◆ **AUSGANGSTEXT**
━━━

Der Tod der vielen Zivilisten hat Fragen aufgeworfen, darunter auch, warum das Wohngebiet als Ziel galt. Der elftägige Konflikt in Gaza hat 248 Palästinenser getötet, darunter 66 Kinder und dutzende militante Kämpfer. Über 1900 Menschen wurden verletzt, so die Angaben des palästinensischen Gesundheitsministeriums.

In Israel wurden zwölf Menschen getötet, darunter ein Kind und ein Soldat. Hamas hat mehr als 4.000 Raketen auf Ortschaften und Städte in Israel abgefeuert. 

Während einige Familien in Gaza noch um ihre Toten trauern, versuchen andere, mit den Erlebnissen der vergangenen zwei Wochen fertig zu werden. Die hohe Intensität der israelischen Luftangriffe und der Artillerie ist immer wieder Gesprächsthema .

Viele Bewohner im Gazastreifen haben das Gefühl, die letzten Tage seien noch schlimmer gewesen als der lange Krieg 2014. Nach der Waffenruhe am Freitagabend sind viele unterwegs, um einzukaufen, oder auch nur, um sich die Zerstörung im Viertel anzuschauen.

━━━

Daten zur Erkennung der Dokumentstruktur
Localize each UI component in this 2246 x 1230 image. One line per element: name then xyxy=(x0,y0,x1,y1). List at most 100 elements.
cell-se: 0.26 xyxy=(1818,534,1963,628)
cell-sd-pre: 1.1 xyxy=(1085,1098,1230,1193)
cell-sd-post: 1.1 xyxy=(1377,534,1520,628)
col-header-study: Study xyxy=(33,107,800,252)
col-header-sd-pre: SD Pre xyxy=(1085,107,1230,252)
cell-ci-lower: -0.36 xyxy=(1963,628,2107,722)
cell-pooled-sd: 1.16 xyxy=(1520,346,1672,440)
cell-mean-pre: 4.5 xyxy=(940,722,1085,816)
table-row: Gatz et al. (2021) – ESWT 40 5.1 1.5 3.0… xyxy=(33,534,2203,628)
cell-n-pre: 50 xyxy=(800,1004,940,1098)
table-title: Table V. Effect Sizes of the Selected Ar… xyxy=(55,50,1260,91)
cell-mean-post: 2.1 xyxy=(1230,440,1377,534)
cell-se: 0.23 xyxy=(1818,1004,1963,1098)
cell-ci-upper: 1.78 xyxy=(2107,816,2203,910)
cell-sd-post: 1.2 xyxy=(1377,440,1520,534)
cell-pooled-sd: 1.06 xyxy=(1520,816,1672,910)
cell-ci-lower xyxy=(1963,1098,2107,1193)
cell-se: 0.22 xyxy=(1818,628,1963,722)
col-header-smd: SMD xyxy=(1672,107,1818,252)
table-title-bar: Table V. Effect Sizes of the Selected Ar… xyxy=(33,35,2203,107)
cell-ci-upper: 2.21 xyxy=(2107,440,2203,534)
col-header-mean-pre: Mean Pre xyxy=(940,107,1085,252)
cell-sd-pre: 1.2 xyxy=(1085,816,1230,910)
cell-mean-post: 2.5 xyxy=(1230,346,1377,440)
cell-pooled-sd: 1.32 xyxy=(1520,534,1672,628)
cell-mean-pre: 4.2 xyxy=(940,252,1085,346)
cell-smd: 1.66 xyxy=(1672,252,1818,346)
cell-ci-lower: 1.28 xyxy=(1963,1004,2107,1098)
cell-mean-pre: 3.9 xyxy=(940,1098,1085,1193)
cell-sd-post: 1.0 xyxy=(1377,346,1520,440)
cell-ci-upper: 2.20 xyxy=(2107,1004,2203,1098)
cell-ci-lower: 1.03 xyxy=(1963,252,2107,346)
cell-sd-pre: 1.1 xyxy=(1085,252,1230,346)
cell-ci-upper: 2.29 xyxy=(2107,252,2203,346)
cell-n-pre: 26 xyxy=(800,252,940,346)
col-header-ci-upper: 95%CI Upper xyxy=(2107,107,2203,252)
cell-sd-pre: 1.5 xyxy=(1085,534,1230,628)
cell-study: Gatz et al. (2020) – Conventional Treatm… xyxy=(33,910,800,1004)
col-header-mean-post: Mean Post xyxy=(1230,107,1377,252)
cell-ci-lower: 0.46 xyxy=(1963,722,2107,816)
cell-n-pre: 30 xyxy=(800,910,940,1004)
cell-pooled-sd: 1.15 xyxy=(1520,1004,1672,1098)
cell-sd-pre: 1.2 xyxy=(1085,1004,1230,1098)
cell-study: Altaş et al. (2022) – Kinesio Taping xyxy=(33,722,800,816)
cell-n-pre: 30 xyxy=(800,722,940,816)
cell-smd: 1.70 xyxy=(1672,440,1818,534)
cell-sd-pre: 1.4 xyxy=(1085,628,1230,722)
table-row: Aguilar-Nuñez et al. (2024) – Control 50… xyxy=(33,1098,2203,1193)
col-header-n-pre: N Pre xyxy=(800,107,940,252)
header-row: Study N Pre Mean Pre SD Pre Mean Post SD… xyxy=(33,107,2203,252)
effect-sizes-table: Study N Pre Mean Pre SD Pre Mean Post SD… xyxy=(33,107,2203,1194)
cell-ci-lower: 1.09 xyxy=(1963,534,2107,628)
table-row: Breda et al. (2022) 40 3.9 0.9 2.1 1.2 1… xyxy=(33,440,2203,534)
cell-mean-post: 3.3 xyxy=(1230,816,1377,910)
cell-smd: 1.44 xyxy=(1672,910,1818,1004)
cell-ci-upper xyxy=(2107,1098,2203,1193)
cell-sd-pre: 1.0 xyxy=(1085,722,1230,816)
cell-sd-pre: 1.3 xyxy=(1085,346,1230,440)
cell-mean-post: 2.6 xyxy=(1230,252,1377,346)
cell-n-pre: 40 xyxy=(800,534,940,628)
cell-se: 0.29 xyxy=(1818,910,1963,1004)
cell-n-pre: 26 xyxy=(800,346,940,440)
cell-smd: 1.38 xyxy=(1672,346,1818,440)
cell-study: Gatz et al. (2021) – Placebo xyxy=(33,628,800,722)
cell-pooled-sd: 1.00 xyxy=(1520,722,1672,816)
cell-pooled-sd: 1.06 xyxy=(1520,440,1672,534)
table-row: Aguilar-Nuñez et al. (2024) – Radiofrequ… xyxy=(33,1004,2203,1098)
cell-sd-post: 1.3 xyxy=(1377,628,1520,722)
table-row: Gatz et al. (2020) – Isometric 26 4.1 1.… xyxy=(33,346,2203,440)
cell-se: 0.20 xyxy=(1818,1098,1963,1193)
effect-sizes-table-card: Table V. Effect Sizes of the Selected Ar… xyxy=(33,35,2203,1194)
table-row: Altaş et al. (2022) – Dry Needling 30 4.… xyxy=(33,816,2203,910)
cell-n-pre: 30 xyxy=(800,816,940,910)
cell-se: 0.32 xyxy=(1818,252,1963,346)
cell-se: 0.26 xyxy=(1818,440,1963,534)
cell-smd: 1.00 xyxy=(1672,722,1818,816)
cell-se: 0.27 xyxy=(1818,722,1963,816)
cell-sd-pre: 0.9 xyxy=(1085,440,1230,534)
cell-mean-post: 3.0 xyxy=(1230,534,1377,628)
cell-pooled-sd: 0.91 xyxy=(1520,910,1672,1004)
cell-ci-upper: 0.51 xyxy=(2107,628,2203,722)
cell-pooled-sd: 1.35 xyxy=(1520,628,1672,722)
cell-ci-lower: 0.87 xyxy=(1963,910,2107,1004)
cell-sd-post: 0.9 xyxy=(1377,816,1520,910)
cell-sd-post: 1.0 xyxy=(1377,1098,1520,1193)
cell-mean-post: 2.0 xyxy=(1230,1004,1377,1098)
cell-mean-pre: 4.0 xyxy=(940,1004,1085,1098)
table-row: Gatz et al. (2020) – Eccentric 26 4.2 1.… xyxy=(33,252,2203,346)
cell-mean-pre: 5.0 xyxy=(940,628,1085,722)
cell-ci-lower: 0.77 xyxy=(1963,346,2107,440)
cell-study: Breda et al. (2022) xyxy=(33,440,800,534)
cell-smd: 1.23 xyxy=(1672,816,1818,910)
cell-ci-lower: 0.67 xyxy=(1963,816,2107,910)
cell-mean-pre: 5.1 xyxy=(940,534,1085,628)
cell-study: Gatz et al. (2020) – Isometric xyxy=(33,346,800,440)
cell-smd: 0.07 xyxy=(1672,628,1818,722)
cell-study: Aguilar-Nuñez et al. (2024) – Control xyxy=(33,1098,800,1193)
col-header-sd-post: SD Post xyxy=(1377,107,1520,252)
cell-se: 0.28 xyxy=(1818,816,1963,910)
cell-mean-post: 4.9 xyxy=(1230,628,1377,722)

━━━

◆ **ARBEITSAUFTRÄGE**
A - Übersetzen Sie den Satz „In Israel wurden zwölf Menschen getötet, darunter ein Kind und ein Soldat.“ aus dem Ausgangstext ins Englische.
B - Beantworten Sie anhand des Ausgangstexts:
(i) Wie viele Palästinenser wurden in dem elftägigen Konflikt getötet?
(ii) Wie viele Raketen hat die Hamas auf Ortschaften und Städte in Israel abgefeuert?
(iii) Wann begann die Waffenruhe?
C - Entnehmen Sie dem Ausgangstext wörtlich den Abschnitt von „In Israel wurden“ bis einschließlich „in Israel abgefeuert.“.

◆ **LÖSUNGEN DER AUFGABEN**
A - Twelve people were killed in Israel, including a child and a soldier.

B -
(i) 248
(ii) Mehr als 4.000
(iii) Am Freitagabend

C -
In Israel wurden zwölf Menschen getötet, darunter ein Kind und ein Soldat. Hamas hat mehr als 4.000 Raketen auf Ortschaften und Städte in Israel abgefeuert.